Dataset rows about figures:
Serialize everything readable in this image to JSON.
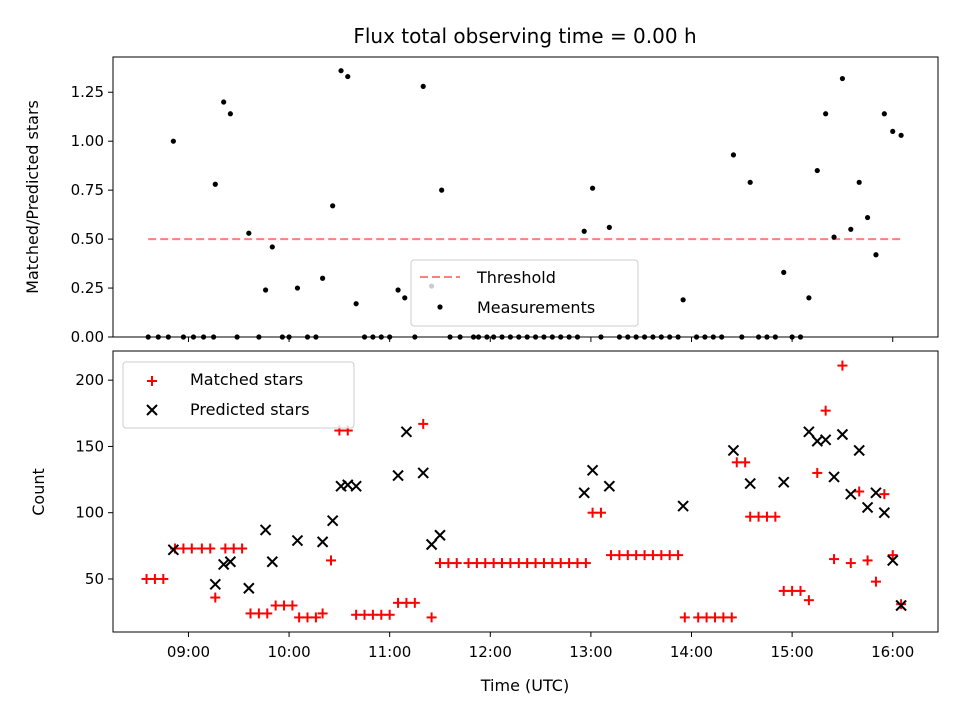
{
  "chart_data": [
    {
      "type": "scatter",
      "title": "Flux total observing time = 0.00 h",
      "xlabel": "",
      "ylabel": "Matched/Predicted stars",
      "ylim": [
        0,
        1.43
      ],
      "yticks": [
        "0.00",
        "0.25",
        "0.50",
        "0.75",
        "1.00",
        "1.25"
      ],
      "threshold": {
        "name": "Threshold",
        "value": 0.5,
        "x_range": [
          "08:36",
          "16:06"
        ],
        "color": "#ff7f7f",
        "style": "dashed"
      },
      "series": [
        {
          "name": "Measurements",
          "color": "#000000",
          "marker": "dot",
          "points": [
            [
              "08:36",
              0
            ],
            [
              "08:42",
              0
            ],
            [
              "08:48",
              0
            ],
            [
              "08:51",
              1.0
            ],
            [
              "08:57",
              0
            ],
            [
              "09:03",
              0
            ],
            [
              "09:09",
              0
            ],
            [
              "09:15",
              0
            ],
            [
              "09:16",
              0.78
            ],
            [
              "09:21",
              1.2
            ],
            [
              "09:25",
              1.14
            ],
            [
              "09:29",
              0
            ],
            [
              "09:36",
              0.53
            ],
            [
              "09:42",
              0
            ],
            [
              "09:46",
              0.24
            ],
            [
              "09:50",
              0.46
            ],
            [
              "09:56",
              0
            ],
            [
              "10:00",
              0
            ],
            [
              "10:05",
              0.25
            ],
            [
              "10:11",
              0
            ],
            [
              "10:16",
              0
            ],
            [
              "10:20",
              0.3
            ],
            [
              "10:26",
              0.67
            ],
            [
              "10:31",
              1.36
            ],
            [
              "10:35",
              1.33
            ],
            [
              "10:40",
              0.17
            ],
            [
              "10:45",
              0
            ],
            [
              "10:50",
              0
            ],
            [
              "10:55",
              0
            ],
            [
              "11:00",
              0
            ],
            [
              "11:05",
              0.24
            ],
            [
              "11:09",
              0.2
            ],
            [
              "11:15",
              0
            ],
            [
              "11:20",
              1.28
            ],
            [
              "11:25",
              0.26
            ],
            [
              "11:31",
              0.75
            ],
            [
              "11:36",
              0
            ],
            [
              "11:42",
              0
            ],
            [
              "11:50",
              0
            ],
            [
              "11:53",
              0
            ],
            [
              "11:58",
              0
            ],
            [
              "12:02",
              0
            ],
            [
              "12:07",
              0
            ],
            [
              "12:12",
              0
            ],
            [
              "12:17",
              0
            ],
            [
              "12:22",
              0
            ],
            [
              "12:27",
              0
            ],
            [
              "12:32",
              0
            ],
            [
              "12:37",
              0
            ],
            [
              "12:42",
              0
            ],
            [
              "12:47",
              0
            ],
            [
              "12:52",
              0
            ],
            [
              "12:56",
              0.54
            ],
            [
              "13:01",
              0.76
            ],
            [
              "13:06",
              0
            ],
            [
              "13:11",
              0.56
            ],
            [
              "13:17",
              0
            ],
            [
              "13:22",
              0
            ],
            [
              "13:27",
              0
            ],
            [
              "13:32",
              0
            ],
            [
              "13:37",
              0
            ],
            [
              "13:42",
              0
            ],
            [
              "13:47",
              0
            ],
            [
              "13:52",
              0
            ],
            [
              "13:55",
              0.19
            ],
            [
              "14:03",
              0
            ],
            [
              "14:08",
              0
            ],
            [
              "14:13",
              0
            ],
            [
              "14:18",
              0
            ],
            [
              "14:25",
              0.93
            ],
            [
              "14:30",
              0
            ],
            [
              "14:35",
              0.79
            ],
            [
              "14:40",
              0
            ],
            [
              "14:45",
              0
            ],
            [
              "14:50",
              0
            ],
            [
              "14:55",
              0.33
            ],
            [
              "15:00",
              0
            ],
            [
              "15:05",
              0
            ],
            [
              "15:10",
              0.2
            ],
            [
              "15:15",
              0.85
            ],
            [
              "15:20",
              1.14
            ],
            [
              "15:25",
              0.51
            ],
            [
              "15:30",
              1.32
            ],
            [
              "15:35",
              0.55
            ],
            [
              "15:40",
              0.79
            ],
            [
              "15:45",
              0.61
            ],
            [
              "15:50",
              0.42
            ],
            [
              "15:55",
              1.14
            ],
            [
              "16:00",
              1.05
            ],
            [
              "16:05",
              1.03
            ]
          ]
        }
      ],
      "legend": {
        "position": "lower-center",
        "entries": [
          "Threshold",
          "Measurements"
        ]
      },
      "grid": false
    },
    {
      "type": "scatter",
      "title": "",
      "xlabel": "Time (UTC)",
      "ylabel": "Count",
      "ylim": [
        10,
        222
      ],
      "yticks": [
        "50",
        "100",
        "150",
        "200"
      ],
      "xlim": [
        "08:15",
        "16:27"
      ],
      "xticks": [
        "09:00",
        "10:00",
        "11:00",
        "12:00",
        "13:00",
        "14:00",
        "15:00",
        "16:00"
      ],
      "series": [
        {
          "name": "Matched stars",
          "color": "#ff0000",
          "marker": "plus",
          "points": [
            [
              "08:35",
              50
            ],
            [
              "08:40",
              50
            ],
            [
              "08:45",
              50
            ],
            [
              "08:52",
              73
            ],
            [
              "08:57",
              73
            ],
            [
              "09:02",
              73
            ],
            [
              "09:08",
              73
            ],
            [
              "09:13",
              73
            ],
            [
              "09:16",
              36
            ],
            [
              "09:22",
              73
            ],
            [
              "09:27",
              73
            ],
            [
              "09:32",
              73
            ],
            [
              "09:37",
              24
            ],
            [
              "09:42",
              24
            ],
            [
              "09:47",
              24
            ],
            [
              "09:52",
              30
            ],
            [
              "09:57",
              30
            ],
            [
              "10:02",
              30
            ],
            [
              "10:06",
              21
            ],
            [
              "10:11",
              21
            ],
            [
              "10:16",
              21
            ],
            [
              "10:20",
              24
            ],
            [
              "10:25",
              64
            ],
            [
              "10:30",
              162
            ],
            [
              "10:35",
              162
            ],
            [
              "10:40",
              23
            ],
            [
              "10:45",
              23
            ],
            [
              "10:50",
              23
            ],
            [
              "10:55",
              23
            ],
            [
              "11:00",
              23
            ],
            [
              "11:05",
              32
            ],
            [
              "11:10",
              32
            ],
            [
              "11:15",
              32
            ],
            [
              "11:20",
              167
            ],
            [
              "11:25",
              21
            ],
            [
              "11:30",
              62
            ],
            [
              "11:35",
              62
            ],
            [
              "11:40",
              62
            ],
            [
              "11:47",
              62
            ],
            [
              "11:52",
              62
            ],
            [
              "11:57",
              62
            ],
            [
              "12:02",
              62
            ],
            [
              "12:07",
              62
            ],
            [
              "12:12",
              62
            ],
            [
              "12:17",
              62
            ],
            [
              "12:22",
              62
            ],
            [
              "12:27",
              62
            ],
            [
              "12:32",
              62
            ],
            [
              "12:37",
              62
            ],
            [
              "12:42",
              62
            ],
            [
              "12:47",
              62
            ],
            [
              "12:52",
              62
            ],
            [
              "12:57",
              62
            ],
            [
              "13:01",
              100
            ],
            [
              "13:06",
              100
            ],
            [
              "13:12",
              68
            ],
            [
              "13:17",
              68
            ],
            [
              "13:22",
              68
            ],
            [
              "13:27",
              68
            ],
            [
              "13:32",
              68
            ],
            [
              "13:37",
              68
            ],
            [
              "13:42",
              68
            ],
            [
              "13:47",
              68
            ],
            [
              "13:52",
              68
            ],
            [
              "13:56",
              21
            ],
            [
              "14:04",
              21
            ],
            [
              "14:09",
              21
            ],
            [
              "14:14",
              21
            ],
            [
              "14:19",
              21
            ],
            [
              "14:24",
              21
            ],
            [
              "14:27",
              138
            ],
            [
              "14:32",
              138
            ],
            [
              "14:35",
              97
            ],
            [
              "14:40",
              97
            ],
            [
              "14:45",
              97
            ],
            [
              "14:50",
              97
            ],
            [
              "14:55",
              41
            ],
            [
              "15:00",
              41
            ],
            [
              "15:05",
              41
            ],
            [
              "15:10",
              34
            ],
            [
              "15:15",
              130
            ],
            [
              "15:20",
              177
            ],
            [
              "15:25",
              65
            ],
            [
              "15:30",
              211
            ],
            [
              "15:35",
              62
            ],
            [
              "15:40",
              116
            ],
            [
              "15:45",
              64
            ],
            [
              "15:50",
              48
            ],
            [
              "15:55",
              114
            ],
            [
              "16:00",
              68
            ],
            [
              "16:05",
              31
            ]
          ]
        },
        {
          "name": "Predicted stars",
          "color": "#000000",
          "marker": "x",
          "points": [
            [
              "08:51",
              72
            ],
            [
              "09:16",
              46
            ],
            [
              "09:21",
              61
            ],
            [
              "09:25",
              63
            ],
            [
              "09:36",
              43
            ],
            [
              "09:46",
              87
            ],
            [
              "09:50",
              63
            ],
            [
              "10:05",
              79
            ],
            [
              "10:20",
              78
            ],
            [
              "10:26",
              94
            ],
            [
              "10:31",
              120
            ],
            [
              "10:35",
              121
            ],
            [
              "10:40",
              120
            ],
            [
              "11:05",
              128
            ],
            [
              "11:10",
              161
            ],
            [
              "11:20",
              130
            ],
            [
              "11:25",
              76
            ],
            [
              "11:30",
              83
            ],
            [
              "12:56",
              115
            ],
            [
              "13:01",
              132
            ],
            [
              "13:11",
              120
            ],
            [
              "13:55",
              105
            ],
            [
              "14:25",
              147
            ],
            [
              "14:35",
              122
            ],
            [
              "14:55",
              123
            ],
            [
              "15:10",
              161
            ],
            [
              "15:15",
              154
            ],
            [
              "15:20",
              155
            ],
            [
              "15:25",
              127
            ],
            [
              "15:30",
              159
            ],
            [
              "15:35",
              114
            ],
            [
              "15:40",
              147
            ],
            [
              "15:45",
              104
            ],
            [
              "15:50",
              115
            ],
            [
              "15:55",
              100
            ],
            [
              "16:00",
              64
            ],
            [
              "16:05",
              30
            ]
          ]
        }
      ],
      "legend": {
        "position": "top-left",
        "entries": [
          "Matched stars",
          "Predicted stars"
        ]
      },
      "grid": false
    }
  ]
}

## Stated task
Show every line from the entries above in which the word "title" appears.

## Result of the exercise
      "title": "Flux total observing time = 0.00 h",
      "title": "",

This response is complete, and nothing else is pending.